Reputation: 2994
I am using requests to download a large (~50MiB) file on a small embedded device running Linux.
File is to be written to attached MMC.
Unfortunately MMC write speed is lower then net speed and I see memory consumption raise and, in a few cases I even had kernel "unable to handle page..." error.
Device has only 128MiB RAM.
The code I'm using is:
with requests.get(URL, stream=True) as r:
if r.status_code != 200:
log.error(f'??? download returned {r.status_code}')
return -(offset + r.status_code)
siz = 0
with open(sfn, 'wb') as fo:
for chunk in r.iter_content(chunk_size=4096):
fo.write(chunk)
siz += len(chunk)
return siz
How can I temporarily stop server while I writer to MMC?
Upvotes: 1
Views: 1916
Reputation: 2598
You can try decreasing the size of the TCP receive buffer with this bash command:
echo 'net.core.rmem_max=1000000' >> /etc/sysctl.conf
(1 MB, you can tune this)
This stops there being a huge buffer build-up at this stage of the process.
Then write code to only read from the TCP stack and write to the MMC at specified intervals to prevent buffers from building up elsewhere in the system, such as the MMC write buffer -- for example @e3n's answer.
Hopefully this should cause packets to be dropped and then re-sent by the server once the buffer opens up again.

• Data lines:
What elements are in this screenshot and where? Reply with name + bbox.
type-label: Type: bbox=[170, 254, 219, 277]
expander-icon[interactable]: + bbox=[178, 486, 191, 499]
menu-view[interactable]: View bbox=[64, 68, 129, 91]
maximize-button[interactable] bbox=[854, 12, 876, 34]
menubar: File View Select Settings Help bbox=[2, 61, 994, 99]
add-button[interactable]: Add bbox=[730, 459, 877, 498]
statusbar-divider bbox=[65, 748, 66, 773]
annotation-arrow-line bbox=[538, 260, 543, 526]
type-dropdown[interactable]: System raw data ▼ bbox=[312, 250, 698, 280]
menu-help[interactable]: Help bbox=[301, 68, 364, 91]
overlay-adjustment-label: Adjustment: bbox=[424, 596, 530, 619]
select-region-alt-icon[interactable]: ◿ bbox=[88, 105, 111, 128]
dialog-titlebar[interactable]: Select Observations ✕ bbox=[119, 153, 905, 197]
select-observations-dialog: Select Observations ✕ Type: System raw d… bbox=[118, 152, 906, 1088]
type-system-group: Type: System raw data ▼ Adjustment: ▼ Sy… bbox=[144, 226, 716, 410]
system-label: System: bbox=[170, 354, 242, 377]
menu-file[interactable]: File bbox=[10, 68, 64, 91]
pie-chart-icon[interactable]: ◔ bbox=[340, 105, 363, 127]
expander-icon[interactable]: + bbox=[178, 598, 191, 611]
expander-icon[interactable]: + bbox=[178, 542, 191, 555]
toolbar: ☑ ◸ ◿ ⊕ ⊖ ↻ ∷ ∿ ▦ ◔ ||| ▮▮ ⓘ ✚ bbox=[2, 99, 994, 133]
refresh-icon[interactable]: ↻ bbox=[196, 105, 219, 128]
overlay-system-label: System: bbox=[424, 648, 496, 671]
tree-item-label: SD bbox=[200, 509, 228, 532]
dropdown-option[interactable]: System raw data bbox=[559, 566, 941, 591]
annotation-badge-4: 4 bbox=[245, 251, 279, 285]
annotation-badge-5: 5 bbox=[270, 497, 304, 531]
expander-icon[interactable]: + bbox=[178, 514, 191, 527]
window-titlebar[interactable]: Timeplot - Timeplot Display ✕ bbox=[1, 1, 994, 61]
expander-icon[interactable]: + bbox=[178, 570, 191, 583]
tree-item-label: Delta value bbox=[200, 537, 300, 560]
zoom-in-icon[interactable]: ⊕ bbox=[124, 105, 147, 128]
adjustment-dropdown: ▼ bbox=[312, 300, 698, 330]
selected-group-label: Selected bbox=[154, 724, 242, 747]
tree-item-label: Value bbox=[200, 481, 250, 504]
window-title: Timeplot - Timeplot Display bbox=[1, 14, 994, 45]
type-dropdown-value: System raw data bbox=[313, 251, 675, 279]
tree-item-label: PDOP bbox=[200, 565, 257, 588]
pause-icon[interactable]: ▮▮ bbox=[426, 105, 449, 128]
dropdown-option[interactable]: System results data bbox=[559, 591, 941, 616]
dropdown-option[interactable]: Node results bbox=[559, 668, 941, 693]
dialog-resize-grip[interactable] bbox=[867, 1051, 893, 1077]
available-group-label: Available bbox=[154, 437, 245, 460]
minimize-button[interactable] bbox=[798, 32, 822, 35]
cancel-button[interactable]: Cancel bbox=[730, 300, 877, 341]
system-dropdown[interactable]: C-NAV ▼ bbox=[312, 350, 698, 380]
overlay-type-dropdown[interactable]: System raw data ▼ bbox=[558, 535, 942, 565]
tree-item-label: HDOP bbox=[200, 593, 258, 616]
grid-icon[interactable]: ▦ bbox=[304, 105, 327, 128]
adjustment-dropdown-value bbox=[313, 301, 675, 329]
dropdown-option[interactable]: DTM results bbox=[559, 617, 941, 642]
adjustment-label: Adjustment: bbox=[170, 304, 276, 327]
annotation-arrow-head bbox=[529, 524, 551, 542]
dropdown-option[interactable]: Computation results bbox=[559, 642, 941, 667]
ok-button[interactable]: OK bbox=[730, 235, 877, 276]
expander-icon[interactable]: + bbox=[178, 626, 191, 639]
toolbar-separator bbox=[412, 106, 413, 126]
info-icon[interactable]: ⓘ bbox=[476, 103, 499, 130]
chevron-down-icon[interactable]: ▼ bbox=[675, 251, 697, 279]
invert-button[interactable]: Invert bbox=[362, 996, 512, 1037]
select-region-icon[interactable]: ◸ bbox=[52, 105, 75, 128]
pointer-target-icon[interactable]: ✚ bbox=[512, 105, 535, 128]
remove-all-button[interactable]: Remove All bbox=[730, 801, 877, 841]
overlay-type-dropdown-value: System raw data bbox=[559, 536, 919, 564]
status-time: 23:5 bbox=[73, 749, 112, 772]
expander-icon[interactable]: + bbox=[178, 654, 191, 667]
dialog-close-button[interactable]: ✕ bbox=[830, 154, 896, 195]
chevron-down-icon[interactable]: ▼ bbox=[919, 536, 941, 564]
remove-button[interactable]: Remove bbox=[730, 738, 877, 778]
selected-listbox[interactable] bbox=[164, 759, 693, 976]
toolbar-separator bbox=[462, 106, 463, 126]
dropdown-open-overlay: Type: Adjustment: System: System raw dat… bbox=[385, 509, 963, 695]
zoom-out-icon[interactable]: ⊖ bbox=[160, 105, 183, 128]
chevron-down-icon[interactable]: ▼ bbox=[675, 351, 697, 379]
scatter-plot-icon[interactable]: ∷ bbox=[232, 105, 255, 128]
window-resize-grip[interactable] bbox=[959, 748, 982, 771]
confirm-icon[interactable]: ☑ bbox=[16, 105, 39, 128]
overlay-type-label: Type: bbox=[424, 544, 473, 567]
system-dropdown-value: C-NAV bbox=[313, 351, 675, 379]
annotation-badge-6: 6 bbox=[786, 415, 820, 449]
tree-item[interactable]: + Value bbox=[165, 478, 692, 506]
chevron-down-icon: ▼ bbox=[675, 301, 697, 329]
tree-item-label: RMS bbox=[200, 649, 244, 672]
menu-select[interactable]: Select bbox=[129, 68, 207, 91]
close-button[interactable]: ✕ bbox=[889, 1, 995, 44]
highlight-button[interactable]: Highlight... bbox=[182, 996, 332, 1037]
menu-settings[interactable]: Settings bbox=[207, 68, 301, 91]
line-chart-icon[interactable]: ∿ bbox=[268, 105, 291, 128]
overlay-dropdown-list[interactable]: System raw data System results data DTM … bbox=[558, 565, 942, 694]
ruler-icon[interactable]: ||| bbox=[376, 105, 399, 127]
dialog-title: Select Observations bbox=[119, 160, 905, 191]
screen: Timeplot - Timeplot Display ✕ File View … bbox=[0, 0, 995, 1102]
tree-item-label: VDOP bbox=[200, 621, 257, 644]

• Parts of the exercise:
A) Please answer these about the forum thread on downloading to MMC:
(i) How much RAM does the device have?
(ii) What chunk size does the code pass to iter_content?
(iii) What value does the reply's command give net.core.rmem_max?
B) Resume the forum thread on downloading to MMC, picking up after its last sentence.

• Answers:
A)
(i) 128MiB
(ii) 4096
(iii) 1000000 (1 MB)

B)
Upvotes: 1
Reputation: 8352
If the web server supports the http Range
field, you can request a download of only part of the large file and then step through the entire file part by part.
Take a look at this question, where James Mills gives the following example code:
from requests import get
url = "http://download.thinkbroadband.com/5MB.zip"
headers = {"Range": "bytes=0-100"} # first 100 bytes
r = get(url, headers=headers)
As your problem is memory, you will want to stop the server from sending you the whole file at once, as this will certainly be buffered by some code on your device. Unless you can make requests drop part of the data it receives, this will always be a problem. Additional buffers downstream of requests
will not help.
Upvotes: 1
Reputation: 542
if r.status_code != 200:
log.error(f'??? download returned {r.status_code}')
return -(offset + r.status_code)
siz = 0
with open(sfn, 'wb') as fo:
for chunk in r.iter_content(chunk_size=4096):
fo.write(chunk)
siz += len(chunk)
return siz
You can rewrite it as a coroutine
import requests
def producer(URL,temp_data,n):
with requests.get(URL, stream=True) as r:
if r.status_code != 200:
log.error(f'??? download returned {r.status_code}')
return -(offset + r.status_code)
for chunk in r.iter_content(chunk_size=n):
temp_data.append(chunk)
yield #waiting to finish the consumer
def consumer(temp_data,fname):
with open(fname, 'wb') as fo:
while True:
while len(temp_data) > 0:
for data in temp_data:
fo.write(data)
temp_data.remove(data) # To remove it from the list
# You can add sleep here
yield #waiting for more data
def coordinator(URL,fname,n=4096):
temp_data = list()
c = consumer(temp_data,fname)
p = producer(URL,temp_data,n)
while True:
try:
#getting data
next(p)
except StopIteration:
break
finally:
#writing data
next(c)
These are all the functions you need. To call this
URL = "URL"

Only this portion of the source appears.